Copy the data below exactly.

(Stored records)
* * * * * * * * *
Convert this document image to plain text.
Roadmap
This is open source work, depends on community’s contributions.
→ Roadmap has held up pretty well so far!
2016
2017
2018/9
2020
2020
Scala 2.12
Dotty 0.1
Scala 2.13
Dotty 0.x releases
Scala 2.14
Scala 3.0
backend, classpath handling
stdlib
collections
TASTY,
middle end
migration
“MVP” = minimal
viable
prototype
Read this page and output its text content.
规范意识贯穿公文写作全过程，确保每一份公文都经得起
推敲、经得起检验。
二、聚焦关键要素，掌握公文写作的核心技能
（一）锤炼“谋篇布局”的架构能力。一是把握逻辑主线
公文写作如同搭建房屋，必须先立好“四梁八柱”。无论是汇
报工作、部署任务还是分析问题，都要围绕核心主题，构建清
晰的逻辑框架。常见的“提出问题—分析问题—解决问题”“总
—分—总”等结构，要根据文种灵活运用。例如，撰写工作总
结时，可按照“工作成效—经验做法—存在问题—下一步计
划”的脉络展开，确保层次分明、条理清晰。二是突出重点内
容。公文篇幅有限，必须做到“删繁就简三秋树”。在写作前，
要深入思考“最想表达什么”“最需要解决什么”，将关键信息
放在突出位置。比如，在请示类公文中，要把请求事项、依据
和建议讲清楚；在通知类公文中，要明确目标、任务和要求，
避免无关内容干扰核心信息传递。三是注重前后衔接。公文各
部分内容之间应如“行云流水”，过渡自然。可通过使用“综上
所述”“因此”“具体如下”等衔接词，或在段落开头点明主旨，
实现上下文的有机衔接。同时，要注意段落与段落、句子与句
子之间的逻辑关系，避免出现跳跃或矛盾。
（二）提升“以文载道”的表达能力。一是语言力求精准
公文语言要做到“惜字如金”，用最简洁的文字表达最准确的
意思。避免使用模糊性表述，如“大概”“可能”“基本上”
* * * * * * * * *
▸ **EXERCISE ANSWER**
Convert this document image to plain text.
Roadmap
This is open source work, depends on community’s contributions.
→ Roadmap has held up pretty well so far!
2016
2017
2018/9
2020
2020
Scala 2.12
Dotty 0.1
Scala 2.13
Dotty 0.x releases
Scala 2.14
Scala 3.0
backend, classpath handling
stdlib
collections
TASTY,
middle end
migration
“MVP” = minimal
viable
prototype
Read this page and output its text content.
规范意识贯穿公文写作全过程，确保每一份公文都经得起
推敲、经得起检验。
二、聚焦关键要素，掌握公文写作的核心技能
（一）锤炼“谋篇布局”的架构能力。一是把握逻辑主线
公文写作如同搭建房屋，必须先立好“四梁八柱”。无论是汇
报工作、部署任务还是分析问题，都要围绕核心主题，构建清
晰的逻辑框架。常见的“提出问题—分析问题—解决问题”“总
—分—总”等结构，要根据文种灵活运用。例如，撰写工作总
结时，可按照“工作成效—经验做法—存在问题—下一步计
划”的脉络展开，确保层次分明、条理清晰。二是突出重点内
容。公文篇幅有限，必须做到“删繁就简三秋树”。在写作前，
要深入思考“最想表达什么”“最需要解决什么”，将关键信息
放在突出位置。比如，在请示类公文中，要把请求事项、依据
和建议讲清楚；在通知类公文中，要明确目标、任务和要求，
避免无关内容干扰核心信息传递。三是注重前后衔接。公文各
部分内容之间应如“行云流水”，过渡自然。可通过使用“综上
所述”“因此”“具体如下”等衔接词，或在段落开头点明主旨，
实现上下文的有机衔接。同时，要注意段落与段落、句子与句
子之间的逻辑关系，避免出现跳跃或矛盾。
（二）提升“以文载道”的表达能力。一是语言力求精准
公文语言要做到“惜字如金”，用最简洁的文字表达最准确的
意思。避免使用模糊性表述，如“大概”“可能”“基本上”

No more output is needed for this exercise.